AIM OF THE TASK: From the entries provided below, copy each line that contains the word "image".

DATA SHOWN:
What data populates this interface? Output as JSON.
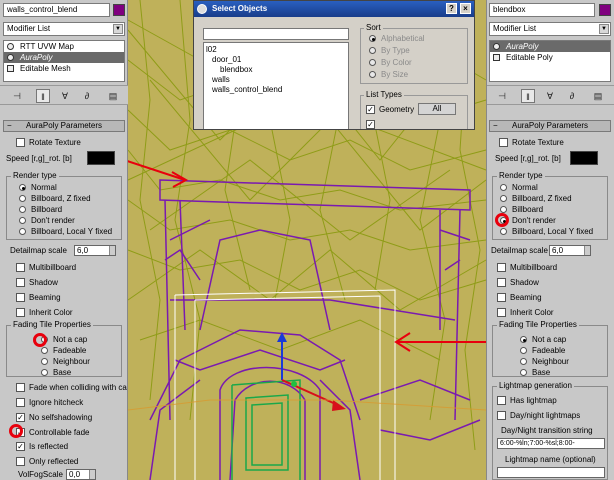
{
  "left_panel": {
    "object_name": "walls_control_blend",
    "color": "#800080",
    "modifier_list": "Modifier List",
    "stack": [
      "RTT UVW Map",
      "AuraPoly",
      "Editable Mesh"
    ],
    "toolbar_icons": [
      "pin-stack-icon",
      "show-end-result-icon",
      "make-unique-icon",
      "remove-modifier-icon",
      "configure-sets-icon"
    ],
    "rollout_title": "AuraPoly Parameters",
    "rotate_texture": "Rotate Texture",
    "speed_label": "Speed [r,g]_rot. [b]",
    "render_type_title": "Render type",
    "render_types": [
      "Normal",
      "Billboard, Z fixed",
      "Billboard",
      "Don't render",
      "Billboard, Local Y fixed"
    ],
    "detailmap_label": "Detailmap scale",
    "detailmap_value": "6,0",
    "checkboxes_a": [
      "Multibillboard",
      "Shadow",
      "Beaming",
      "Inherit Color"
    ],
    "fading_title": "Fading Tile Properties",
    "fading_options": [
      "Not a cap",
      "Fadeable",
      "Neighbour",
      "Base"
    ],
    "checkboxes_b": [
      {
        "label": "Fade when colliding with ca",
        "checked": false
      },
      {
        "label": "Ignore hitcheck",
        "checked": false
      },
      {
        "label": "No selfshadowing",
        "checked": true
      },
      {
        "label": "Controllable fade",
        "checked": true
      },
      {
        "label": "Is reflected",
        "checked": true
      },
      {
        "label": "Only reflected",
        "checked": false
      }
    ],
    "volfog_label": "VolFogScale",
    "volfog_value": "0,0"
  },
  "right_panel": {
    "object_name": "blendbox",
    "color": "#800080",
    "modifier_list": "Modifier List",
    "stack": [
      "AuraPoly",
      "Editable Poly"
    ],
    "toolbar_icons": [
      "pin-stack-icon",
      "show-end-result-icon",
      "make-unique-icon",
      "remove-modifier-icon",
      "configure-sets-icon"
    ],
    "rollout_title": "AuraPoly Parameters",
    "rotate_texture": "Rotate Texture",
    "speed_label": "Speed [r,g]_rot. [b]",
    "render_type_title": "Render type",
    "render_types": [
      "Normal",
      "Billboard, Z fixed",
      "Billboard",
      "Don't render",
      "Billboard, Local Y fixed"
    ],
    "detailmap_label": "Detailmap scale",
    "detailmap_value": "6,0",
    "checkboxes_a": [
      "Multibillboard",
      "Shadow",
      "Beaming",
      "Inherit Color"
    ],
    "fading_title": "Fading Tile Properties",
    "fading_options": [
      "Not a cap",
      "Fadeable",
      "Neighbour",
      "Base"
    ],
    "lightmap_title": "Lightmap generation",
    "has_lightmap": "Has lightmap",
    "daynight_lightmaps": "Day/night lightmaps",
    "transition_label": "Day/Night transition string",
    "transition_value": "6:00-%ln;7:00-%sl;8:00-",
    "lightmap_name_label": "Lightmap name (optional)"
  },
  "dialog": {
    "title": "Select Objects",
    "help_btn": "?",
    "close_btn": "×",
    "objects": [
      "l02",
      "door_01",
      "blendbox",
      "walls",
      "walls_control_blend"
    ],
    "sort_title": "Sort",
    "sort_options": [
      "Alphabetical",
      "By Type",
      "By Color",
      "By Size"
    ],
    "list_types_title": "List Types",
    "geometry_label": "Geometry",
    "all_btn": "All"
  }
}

---

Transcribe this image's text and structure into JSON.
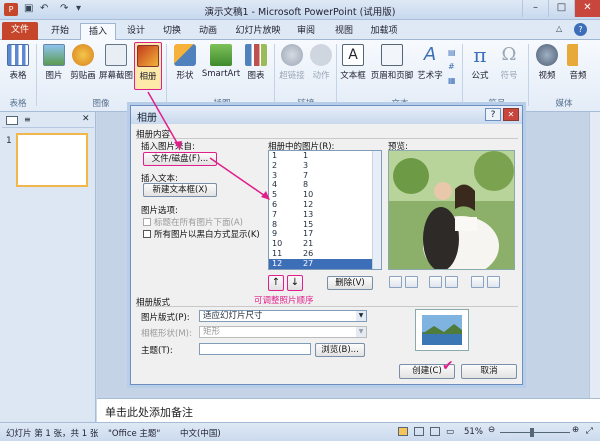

* * *

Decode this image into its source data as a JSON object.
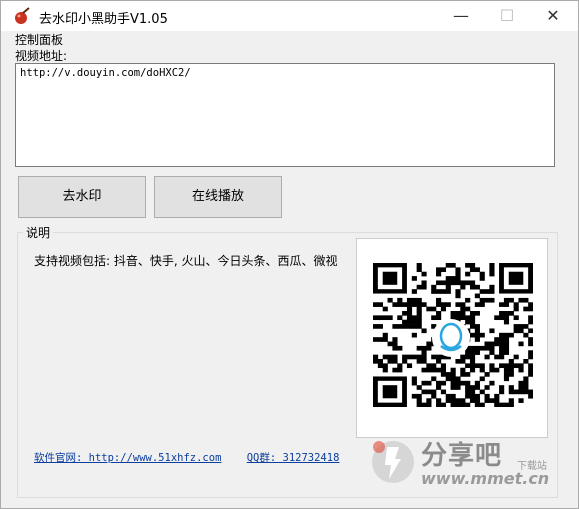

WRITTEN SOLUTION:
Transcribe this image's text and structure into JSON.
Decode this image into its source data as a JSON object.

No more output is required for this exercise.